▸ Records
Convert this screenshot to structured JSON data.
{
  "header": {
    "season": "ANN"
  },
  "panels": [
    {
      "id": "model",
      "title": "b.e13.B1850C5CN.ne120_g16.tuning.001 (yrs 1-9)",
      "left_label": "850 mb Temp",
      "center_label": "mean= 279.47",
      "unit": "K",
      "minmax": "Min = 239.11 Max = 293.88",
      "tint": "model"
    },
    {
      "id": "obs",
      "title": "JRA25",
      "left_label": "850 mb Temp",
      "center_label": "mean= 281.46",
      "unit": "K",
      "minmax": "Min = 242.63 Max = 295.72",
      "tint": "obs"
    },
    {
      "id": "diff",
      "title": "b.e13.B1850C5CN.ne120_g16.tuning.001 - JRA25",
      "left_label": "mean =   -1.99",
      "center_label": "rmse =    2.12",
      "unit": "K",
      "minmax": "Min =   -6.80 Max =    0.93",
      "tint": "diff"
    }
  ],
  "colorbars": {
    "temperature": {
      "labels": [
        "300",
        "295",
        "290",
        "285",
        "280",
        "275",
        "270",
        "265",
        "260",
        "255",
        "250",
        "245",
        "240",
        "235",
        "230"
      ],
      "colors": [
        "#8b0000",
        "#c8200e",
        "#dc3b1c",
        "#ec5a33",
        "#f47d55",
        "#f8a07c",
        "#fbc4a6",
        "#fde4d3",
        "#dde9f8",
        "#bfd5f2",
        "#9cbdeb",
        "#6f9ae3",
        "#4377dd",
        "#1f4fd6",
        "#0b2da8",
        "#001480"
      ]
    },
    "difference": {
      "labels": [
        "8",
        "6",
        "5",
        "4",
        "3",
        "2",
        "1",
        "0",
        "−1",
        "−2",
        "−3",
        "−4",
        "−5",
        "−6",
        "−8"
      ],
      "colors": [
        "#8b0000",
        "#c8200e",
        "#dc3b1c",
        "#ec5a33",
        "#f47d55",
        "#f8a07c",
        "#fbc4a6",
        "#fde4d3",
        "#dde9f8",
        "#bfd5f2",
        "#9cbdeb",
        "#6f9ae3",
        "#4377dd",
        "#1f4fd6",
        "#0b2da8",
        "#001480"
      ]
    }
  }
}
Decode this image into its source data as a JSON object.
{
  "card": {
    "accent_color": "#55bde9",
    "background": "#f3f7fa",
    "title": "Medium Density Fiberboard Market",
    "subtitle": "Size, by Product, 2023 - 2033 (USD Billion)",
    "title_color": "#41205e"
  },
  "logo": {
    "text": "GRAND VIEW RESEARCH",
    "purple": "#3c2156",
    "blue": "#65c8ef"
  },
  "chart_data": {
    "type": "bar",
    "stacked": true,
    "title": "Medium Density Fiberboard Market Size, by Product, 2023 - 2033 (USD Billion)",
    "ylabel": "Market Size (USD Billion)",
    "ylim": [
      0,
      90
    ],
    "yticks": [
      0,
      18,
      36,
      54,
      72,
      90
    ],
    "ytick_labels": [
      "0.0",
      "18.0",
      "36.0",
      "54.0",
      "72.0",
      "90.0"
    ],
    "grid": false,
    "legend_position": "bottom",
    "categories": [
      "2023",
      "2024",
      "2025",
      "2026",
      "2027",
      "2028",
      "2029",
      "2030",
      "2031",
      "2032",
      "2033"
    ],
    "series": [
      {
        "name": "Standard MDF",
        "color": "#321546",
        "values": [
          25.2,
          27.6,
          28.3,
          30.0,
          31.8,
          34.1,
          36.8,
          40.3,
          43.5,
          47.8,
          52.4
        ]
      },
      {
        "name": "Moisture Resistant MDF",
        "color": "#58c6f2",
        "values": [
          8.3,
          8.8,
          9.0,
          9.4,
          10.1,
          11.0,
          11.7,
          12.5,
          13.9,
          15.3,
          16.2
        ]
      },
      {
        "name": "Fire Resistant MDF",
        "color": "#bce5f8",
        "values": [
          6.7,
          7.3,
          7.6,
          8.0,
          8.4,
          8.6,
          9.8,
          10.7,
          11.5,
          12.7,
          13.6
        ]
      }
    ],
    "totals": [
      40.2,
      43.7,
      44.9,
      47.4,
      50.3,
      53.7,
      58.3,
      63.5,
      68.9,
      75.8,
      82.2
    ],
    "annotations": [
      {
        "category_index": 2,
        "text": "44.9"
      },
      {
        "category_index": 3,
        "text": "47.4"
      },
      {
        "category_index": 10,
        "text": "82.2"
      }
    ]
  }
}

▸ Short exercise
Copy out every line from the data above that has "Size" in it.

▸ Output for this exercise
    "subtitle": "Size, by Product, 2023 - 2033 (USD Billion)",
    "title": "Medium Density Fiberboard Market Size, by Product, 2023 - 2033 (USD Billion)",
    "ylabel": "Market Size (USD Billion)",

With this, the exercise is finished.